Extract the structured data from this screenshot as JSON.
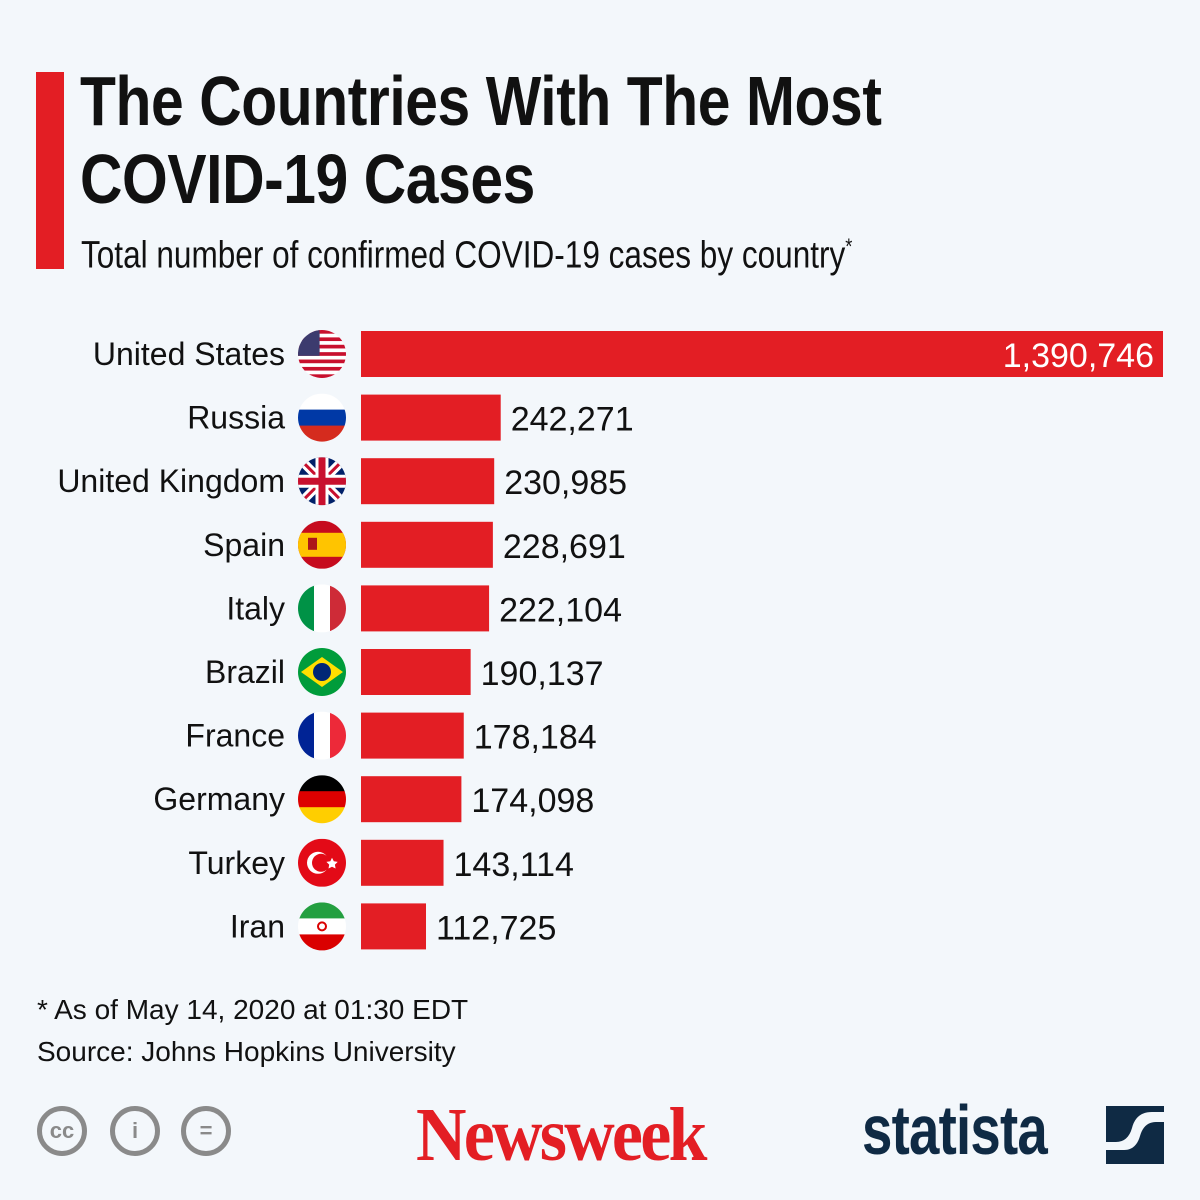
{
  "chart_data": {
    "type": "bar",
    "orientation": "horizontal",
    "title": "The Countries With The Most COVID-19 Cases",
    "subtitle": "Total number of confirmed COVID-19 cases by country",
    "subtitle_mark": "*",
    "categories": [
      "United States",
      "Russia",
      "United Kingdom",
      "Spain",
      "Italy",
      "Brazil",
      "France",
      "Germany",
      "Turkey",
      "Iran"
    ],
    "values": [
      1390746,
      242271,
      230985,
      228691,
      222104,
      190137,
      178184,
      174098,
      143114,
      112725
    ],
    "value_labels": [
      "1,390,746",
      "242,271",
      "230,985",
      "228,691",
      "222,104",
      "190,137",
      "178,184",
      "174,098",
      "143,114",
      "112,725"
    ],
    "flags": [
      "us-flag-icon",
      "russia-flag-icon",
      "uk-flag-icon",
      "spain-flag-icon",
      "italy-flag-icon",
      "brazil-flag-icon",
      "france-flag-icon",
      "germany-flag-icon",
      "turkey-flag-icon",
      "iran-flag-icon"
    ],
    "xlim": [
      0,
      1390746
    ],
    "grid": false,
    "bar_color": "#e31e24"
  },
  "footer": {
    "note": "* As of May 14, 2020 at 01:30 EDT",
    "source": "Source: Johns Hopkins University"
  },
  "license_icons": [
    "cc-icon",
    "attribution-icon",
    "no-derivatives-icon"
  ],
  "logos": {
    "newsweek": "Newsweek",
    "statista": "statista"
  },
  "colors": {
    "accent": "#e31e24",
    "background": "#f3f7fb",
    "statista": "#0f2a44",
    "license": "#8a8a8a"
  }
}
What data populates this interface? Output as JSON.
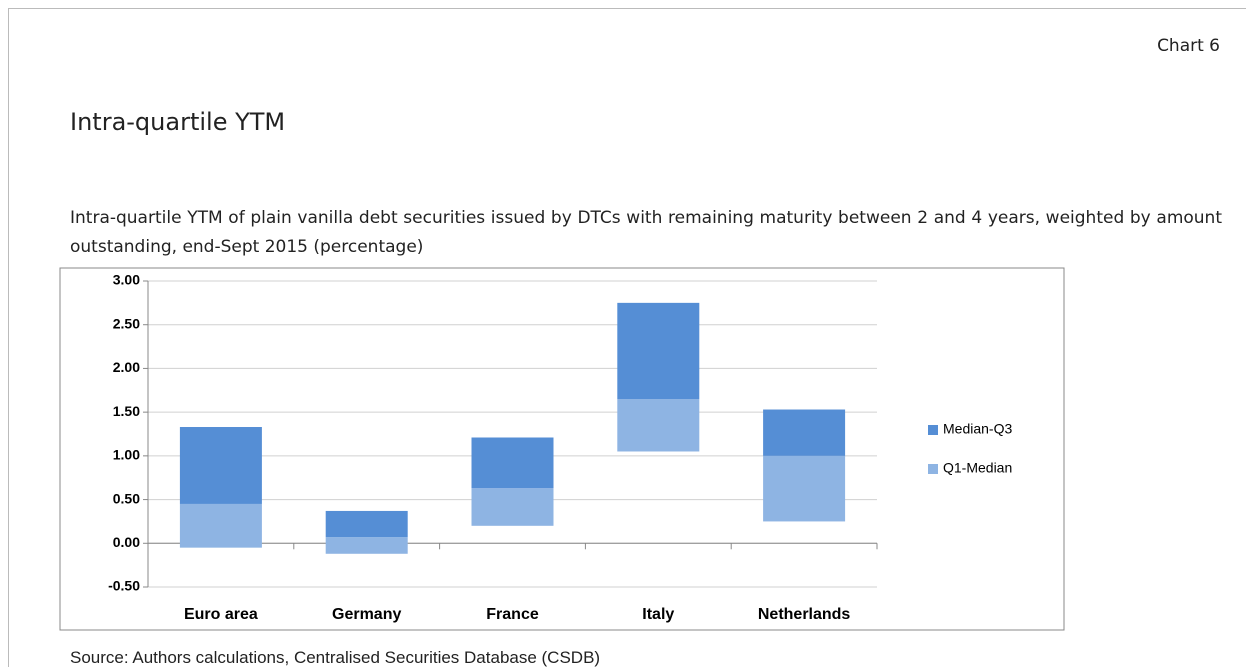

______________________________

Every line of the records that includes the word "this" should be gathered.

Finished exercise |
Extract the structured data from this screenshot as JSON.
What data populates this interface? Output as JSON.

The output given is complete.